Aus ökonomischer – nicht juristischer – Perspektive kann ein M. de facto auch durch Sozialleistungen definiert sein. Wenn ein bestimmter Lebensstandard auch ohne Arbeit garantiert wird, ist eine Beschäftigung zu einem niedrigeren Lohn zwar möglicherweise legal, aber für den Beschäftigten unattraktiv.
Die Handhabung von M.en ist international sehr unterschiedlich. Die ILO weist zwar darauf hin, dass in 92 % ihrer 186 Mitgliedsstaaten entweder gesetzliche oder bindende tarifliche M.e existieren. Allerdings bedeutet dies nicht, dass in diesen Ländern M.e für alle Arbeitnehmer gelten und auch nicht, dass gesetzlich gültige M.e durchgehend angewandt würden. So wird der Anteil derjenigen, die faktisch weniger als den offiziell gültigen M. verdienen, bspw. in Indonesien und in der Türkei auf etwa 50 % geschätzt. Empirische Befunde deuten darauf hin, dass die Nichteinhaltung gesetzlicher M.-Regelungen v. a. in ländlichen Gebieten, im informellen Sektor, in der Landwirtschaft und Bauwirtschaft sowie gegenüber Frauen stark ausgeprägt ist.
Die Abb. zeigt für einige Länder den monatlichen M. bei einer Vollzeitbeschäftigung für das erste Halbjahr 2018. Die große Bandbreite reflektiert v. a. Unterschiede der landesspezifischen Durchschnittslöhne. So ist zwar in Luxemburg der M. als Anteil der durchschnittlichen Verdienste mit gut 46 % vergleichsweise hoch, aber auch in Bulgarien macht der M. in Höhe von 260 € etwa 43 % der durchschnittlichen Arbeitseinkommen aus.

Bereitgestellte Daten:
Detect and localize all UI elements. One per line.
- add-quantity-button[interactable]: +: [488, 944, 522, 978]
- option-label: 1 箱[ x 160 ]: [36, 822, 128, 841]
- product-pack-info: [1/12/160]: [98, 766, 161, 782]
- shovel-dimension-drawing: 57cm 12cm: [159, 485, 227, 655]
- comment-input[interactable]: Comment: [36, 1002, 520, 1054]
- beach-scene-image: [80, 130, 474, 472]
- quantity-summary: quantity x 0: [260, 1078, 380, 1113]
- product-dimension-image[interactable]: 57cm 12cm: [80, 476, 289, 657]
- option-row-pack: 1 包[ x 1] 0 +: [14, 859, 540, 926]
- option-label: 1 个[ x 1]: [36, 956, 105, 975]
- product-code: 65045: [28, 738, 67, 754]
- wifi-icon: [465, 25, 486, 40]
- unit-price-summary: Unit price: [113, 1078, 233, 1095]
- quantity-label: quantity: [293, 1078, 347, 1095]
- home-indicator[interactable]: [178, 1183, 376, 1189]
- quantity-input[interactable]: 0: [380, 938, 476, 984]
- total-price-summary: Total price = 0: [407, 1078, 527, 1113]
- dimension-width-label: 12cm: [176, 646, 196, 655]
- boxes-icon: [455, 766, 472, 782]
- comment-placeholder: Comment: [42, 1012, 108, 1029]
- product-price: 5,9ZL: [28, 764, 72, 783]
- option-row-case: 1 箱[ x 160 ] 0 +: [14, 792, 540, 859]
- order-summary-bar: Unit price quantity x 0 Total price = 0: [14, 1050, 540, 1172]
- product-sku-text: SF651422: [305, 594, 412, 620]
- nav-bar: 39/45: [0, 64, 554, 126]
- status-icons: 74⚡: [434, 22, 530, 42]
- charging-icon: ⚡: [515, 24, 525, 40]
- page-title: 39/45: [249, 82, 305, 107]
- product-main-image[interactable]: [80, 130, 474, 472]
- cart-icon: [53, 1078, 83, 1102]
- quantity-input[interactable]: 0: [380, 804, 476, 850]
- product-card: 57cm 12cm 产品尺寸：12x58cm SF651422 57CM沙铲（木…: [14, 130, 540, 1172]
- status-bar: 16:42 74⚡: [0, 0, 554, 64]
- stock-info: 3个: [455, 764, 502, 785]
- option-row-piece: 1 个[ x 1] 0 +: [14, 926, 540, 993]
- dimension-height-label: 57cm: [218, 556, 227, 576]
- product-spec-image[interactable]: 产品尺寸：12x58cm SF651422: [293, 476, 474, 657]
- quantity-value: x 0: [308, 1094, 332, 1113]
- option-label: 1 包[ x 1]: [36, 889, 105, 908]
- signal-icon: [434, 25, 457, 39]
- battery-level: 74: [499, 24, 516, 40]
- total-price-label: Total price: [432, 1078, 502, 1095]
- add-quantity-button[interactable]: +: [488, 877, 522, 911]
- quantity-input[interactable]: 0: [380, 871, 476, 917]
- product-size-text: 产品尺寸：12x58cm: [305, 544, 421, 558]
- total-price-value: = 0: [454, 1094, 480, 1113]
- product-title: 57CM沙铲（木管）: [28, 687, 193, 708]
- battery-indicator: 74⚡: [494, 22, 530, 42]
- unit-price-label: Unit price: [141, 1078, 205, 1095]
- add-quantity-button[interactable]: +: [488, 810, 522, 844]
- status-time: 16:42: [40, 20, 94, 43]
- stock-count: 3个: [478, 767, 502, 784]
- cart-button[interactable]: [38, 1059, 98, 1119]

Anweisungen:
**1)** Welche Länder werden im Textauszug mit Namen genannt? Zähle alle auf.
**2)** Fasse den Absatz des Textauszugs, der mit „Die Handhabung von M.en ist international“ beginnt, als kurze Liste zusammen und behalte dabei die wichtigsten Fakten bei.
**3)** Knüpfe am Ende des Textauszugs an und schreibe ihn nach dem letzten Satz weiter.

Schriftliche Antworten:
**1)** Indonesien, Türkei, Luxemburg, Bulgarien

**2)**
- Der Umgang mit M.en ist international sehr unterschiedlich.
- Laut ILO gibt es in 92 % ihrer 186 Mitgliedsstaaten gesetzliche oder bindende tarifliche M.e.
- Das heißt nicht, dass sie dort für alle Arbeitnehmer gelten oder durchgehend angewandt werden.
- In Indonesien und in der Türkei verdienen schätzungsweise etwa 50 % tatsächlich weniger als den offiziellen M.
- Besonders oft werden die Regeln nicht eingehalten:
  - in ländlichen Gebieten
  - im informellen Sektor
  - in der Landwirtschaft und der Bauwirtschaft
  - gegenüber Frauen

**3)**
Abb.: M. in € pro Monat bei Vollzeitbeschäftigung
In Deutschland wurde ein gesetzlicher M. erstmals zum 1.1.2015 in Form eines minimalen Stundenlohns in Höhe von 8,50 € eingeführt und erstmals zum 1.1.2017 auf 8,84 € angepasst, was bei Vollzeitbeschäftigung zu den knapp 1500 €/Monat aus der Abb. führt und etwa 41 % der Durchschnittsverdienste entspricht. Allerdings gibt es eine Reihe von Ausnahmen für den Anspruch auf M. Dazu gehören Jugendliche unter 18 Jahren ohne abgeschlossene Berufsausbildung, Auszubildende und Praktikanten, die ein Orientierungspraktikum von bis zu drei Monaten bzw. im Rahmen ihrer Schul- oder Hochschulausbildung absolvieren und Langzeitarbeitslose für bis zu sechs Monate. Über die angemessene Höhe befindet die M.-Kommission, die sich aus je drei stimmberechtigten Vertretern von Arbeitnehmern und Arbeitgebern, einem nur bei einer Patt-Situation stimmberechtigten Vorsitzenden sowie zwei nicht stimmberechtigten Wissenschaftlern zusammensetzt. Die Bundesregierung kann diesen Vorschlag per Rechtsverordnung umsetzen.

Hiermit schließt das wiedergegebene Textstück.